[SHORT TASK]: Present every line in which the string "COLLECTIONS" appears.

[Dataset excerpt]:
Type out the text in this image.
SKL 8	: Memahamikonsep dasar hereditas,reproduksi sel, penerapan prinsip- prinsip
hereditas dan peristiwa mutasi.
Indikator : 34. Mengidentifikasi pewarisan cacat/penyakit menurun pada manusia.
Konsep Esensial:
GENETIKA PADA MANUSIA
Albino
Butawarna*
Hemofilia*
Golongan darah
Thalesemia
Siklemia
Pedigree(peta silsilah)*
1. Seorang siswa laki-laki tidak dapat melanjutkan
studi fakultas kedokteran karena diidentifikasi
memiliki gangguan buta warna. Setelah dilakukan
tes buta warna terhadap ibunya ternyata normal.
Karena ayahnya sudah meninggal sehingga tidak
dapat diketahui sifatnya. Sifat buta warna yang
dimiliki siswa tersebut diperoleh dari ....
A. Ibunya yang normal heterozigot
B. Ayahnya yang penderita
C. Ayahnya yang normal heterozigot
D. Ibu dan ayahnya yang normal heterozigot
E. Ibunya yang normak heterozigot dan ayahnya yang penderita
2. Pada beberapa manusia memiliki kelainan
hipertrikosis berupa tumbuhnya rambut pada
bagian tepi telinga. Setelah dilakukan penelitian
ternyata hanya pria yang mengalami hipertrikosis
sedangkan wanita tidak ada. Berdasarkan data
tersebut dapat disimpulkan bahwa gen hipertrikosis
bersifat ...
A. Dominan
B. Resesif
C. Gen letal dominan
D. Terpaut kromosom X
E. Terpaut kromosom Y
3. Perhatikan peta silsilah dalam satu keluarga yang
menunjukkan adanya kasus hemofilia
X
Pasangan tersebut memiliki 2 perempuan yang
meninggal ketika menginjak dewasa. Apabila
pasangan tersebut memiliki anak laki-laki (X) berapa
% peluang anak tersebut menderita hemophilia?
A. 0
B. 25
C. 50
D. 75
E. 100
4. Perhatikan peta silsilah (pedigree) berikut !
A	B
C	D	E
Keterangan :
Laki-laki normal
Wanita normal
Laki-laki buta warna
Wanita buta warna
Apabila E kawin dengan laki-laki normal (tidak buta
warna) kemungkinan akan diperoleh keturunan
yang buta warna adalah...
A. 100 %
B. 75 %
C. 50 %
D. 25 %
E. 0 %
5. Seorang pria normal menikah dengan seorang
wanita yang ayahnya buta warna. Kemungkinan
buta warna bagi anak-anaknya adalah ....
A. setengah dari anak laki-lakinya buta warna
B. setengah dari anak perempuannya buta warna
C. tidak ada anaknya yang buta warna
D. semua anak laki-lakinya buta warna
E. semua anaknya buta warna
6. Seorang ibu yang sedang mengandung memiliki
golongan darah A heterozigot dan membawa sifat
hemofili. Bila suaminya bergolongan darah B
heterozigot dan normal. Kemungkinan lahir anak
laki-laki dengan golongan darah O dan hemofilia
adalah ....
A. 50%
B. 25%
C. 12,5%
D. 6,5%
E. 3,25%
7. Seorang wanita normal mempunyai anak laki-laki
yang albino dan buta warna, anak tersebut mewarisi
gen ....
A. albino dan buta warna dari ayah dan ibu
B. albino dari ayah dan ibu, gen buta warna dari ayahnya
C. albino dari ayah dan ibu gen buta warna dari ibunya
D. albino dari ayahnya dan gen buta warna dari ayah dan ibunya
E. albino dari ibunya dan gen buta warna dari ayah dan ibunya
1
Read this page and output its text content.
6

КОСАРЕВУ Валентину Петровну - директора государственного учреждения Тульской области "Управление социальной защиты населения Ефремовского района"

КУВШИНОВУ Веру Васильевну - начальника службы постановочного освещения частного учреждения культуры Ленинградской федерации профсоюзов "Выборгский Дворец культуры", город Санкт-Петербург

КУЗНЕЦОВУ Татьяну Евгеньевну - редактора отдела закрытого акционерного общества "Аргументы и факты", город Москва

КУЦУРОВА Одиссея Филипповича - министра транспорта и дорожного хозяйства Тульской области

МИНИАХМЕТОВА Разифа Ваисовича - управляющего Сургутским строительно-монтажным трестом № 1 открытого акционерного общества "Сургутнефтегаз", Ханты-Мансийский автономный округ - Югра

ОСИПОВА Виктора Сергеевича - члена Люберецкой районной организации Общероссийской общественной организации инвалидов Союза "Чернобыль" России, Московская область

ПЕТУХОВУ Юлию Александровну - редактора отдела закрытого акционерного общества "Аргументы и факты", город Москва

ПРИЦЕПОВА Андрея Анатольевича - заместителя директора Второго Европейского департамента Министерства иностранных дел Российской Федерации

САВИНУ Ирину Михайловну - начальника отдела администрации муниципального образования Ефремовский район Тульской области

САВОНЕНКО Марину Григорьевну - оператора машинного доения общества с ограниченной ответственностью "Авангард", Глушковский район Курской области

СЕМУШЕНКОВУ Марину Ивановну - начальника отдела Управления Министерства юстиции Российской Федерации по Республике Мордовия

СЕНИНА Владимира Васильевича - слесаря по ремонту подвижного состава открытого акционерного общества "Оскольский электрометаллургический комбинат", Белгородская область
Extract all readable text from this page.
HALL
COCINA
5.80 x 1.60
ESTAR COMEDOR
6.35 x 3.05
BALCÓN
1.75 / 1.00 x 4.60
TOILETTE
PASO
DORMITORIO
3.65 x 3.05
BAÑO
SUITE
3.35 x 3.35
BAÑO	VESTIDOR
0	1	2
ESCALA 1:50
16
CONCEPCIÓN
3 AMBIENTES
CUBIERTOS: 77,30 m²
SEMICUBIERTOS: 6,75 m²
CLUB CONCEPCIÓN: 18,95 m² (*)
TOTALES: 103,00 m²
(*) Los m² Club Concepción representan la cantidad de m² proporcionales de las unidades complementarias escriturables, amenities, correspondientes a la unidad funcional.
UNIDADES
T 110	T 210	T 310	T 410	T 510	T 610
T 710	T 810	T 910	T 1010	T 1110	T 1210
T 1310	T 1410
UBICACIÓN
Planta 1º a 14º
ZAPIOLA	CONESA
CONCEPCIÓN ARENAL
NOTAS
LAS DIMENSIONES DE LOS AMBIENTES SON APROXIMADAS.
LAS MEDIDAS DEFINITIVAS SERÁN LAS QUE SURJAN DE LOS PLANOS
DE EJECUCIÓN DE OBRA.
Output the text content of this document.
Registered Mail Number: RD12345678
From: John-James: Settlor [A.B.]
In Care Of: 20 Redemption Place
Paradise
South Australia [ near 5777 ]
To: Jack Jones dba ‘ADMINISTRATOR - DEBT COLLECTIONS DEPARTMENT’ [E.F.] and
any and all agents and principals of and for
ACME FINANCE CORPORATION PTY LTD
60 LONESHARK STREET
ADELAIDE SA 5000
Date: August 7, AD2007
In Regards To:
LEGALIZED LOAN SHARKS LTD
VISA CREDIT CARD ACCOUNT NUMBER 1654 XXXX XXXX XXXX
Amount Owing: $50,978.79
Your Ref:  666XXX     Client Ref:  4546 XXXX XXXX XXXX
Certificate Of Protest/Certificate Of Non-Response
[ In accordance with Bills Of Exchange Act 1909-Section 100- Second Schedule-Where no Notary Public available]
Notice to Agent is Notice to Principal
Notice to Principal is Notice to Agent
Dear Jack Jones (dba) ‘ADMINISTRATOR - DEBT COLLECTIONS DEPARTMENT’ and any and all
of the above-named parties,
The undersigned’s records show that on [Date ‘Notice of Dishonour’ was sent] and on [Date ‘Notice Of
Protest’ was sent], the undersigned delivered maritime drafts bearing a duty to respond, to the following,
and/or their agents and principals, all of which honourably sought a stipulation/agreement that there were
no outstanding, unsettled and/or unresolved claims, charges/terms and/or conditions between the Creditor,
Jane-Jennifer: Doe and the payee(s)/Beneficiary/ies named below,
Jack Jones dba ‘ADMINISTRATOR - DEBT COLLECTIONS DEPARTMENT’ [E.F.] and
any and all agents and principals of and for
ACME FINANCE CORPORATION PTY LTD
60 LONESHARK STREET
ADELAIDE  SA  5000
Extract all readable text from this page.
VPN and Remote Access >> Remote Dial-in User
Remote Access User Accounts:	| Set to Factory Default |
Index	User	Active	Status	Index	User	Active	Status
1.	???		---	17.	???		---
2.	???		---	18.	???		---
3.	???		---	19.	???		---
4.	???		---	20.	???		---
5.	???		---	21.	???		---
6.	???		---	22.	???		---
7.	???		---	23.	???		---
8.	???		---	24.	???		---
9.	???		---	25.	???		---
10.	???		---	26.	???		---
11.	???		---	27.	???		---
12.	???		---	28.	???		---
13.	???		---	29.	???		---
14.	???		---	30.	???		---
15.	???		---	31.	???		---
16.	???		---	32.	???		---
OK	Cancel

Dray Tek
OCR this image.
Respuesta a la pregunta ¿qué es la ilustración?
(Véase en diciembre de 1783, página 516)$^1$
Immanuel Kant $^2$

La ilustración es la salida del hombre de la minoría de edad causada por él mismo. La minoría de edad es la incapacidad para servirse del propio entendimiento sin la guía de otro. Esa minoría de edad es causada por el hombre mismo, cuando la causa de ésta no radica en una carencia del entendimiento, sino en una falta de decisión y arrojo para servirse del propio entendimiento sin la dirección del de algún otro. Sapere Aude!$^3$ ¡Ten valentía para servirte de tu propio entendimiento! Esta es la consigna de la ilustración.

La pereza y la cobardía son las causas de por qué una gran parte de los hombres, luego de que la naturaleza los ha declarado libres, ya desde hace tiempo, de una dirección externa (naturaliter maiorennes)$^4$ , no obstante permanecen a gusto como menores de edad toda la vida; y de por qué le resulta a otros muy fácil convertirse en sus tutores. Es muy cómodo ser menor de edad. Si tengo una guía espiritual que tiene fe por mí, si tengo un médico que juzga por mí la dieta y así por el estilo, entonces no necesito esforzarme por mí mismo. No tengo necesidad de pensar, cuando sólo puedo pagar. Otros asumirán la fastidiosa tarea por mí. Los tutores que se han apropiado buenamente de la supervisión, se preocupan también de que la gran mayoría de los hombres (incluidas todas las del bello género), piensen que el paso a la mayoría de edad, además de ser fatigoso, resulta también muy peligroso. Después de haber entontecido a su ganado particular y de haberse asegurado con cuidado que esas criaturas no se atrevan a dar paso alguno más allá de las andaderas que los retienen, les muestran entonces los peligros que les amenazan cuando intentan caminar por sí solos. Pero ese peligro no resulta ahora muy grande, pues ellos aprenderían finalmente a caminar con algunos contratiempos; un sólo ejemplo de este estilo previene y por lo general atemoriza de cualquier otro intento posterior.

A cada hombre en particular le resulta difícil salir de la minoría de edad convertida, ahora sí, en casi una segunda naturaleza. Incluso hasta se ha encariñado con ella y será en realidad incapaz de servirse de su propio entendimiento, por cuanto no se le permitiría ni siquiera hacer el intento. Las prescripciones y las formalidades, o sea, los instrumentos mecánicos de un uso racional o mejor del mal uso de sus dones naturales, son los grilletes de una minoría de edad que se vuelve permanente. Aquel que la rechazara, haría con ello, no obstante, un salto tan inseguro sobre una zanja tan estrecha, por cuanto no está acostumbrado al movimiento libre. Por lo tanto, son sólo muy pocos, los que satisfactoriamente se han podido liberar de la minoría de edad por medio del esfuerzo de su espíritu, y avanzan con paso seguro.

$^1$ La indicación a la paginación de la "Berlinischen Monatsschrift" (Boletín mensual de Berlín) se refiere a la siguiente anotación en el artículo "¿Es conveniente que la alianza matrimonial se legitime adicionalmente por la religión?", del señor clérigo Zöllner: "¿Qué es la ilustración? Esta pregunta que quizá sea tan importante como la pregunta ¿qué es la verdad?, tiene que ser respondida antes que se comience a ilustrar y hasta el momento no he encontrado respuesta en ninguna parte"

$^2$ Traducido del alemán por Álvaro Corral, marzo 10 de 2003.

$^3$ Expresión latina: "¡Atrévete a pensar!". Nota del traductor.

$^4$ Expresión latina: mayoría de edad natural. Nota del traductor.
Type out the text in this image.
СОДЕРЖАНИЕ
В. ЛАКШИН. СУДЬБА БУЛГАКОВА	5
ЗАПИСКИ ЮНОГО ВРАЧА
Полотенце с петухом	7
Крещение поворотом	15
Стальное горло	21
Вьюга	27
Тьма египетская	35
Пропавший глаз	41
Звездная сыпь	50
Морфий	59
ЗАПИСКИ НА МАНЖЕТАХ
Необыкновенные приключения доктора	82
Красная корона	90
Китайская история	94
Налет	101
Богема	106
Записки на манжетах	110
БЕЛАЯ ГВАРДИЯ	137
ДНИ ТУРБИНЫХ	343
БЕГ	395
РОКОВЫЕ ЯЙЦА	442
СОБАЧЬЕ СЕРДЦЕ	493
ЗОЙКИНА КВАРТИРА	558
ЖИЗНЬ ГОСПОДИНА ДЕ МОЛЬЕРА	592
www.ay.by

[RESPONSE]:
To: Jack Jones dba ‘ADMINISTRATOR - DEBT COLLECTIONS DEPARTMENT’ [E.F.] and
Dear Jack Jones (dba) ‘ADMINISTRATOR - DEBT COLLECTIONS DEPARTMENT’ and any and all
Jack Jones dba ‘ADMINISTRATOR - DEBT COLLECTIONS DEPARTMENT’ [E.F.] and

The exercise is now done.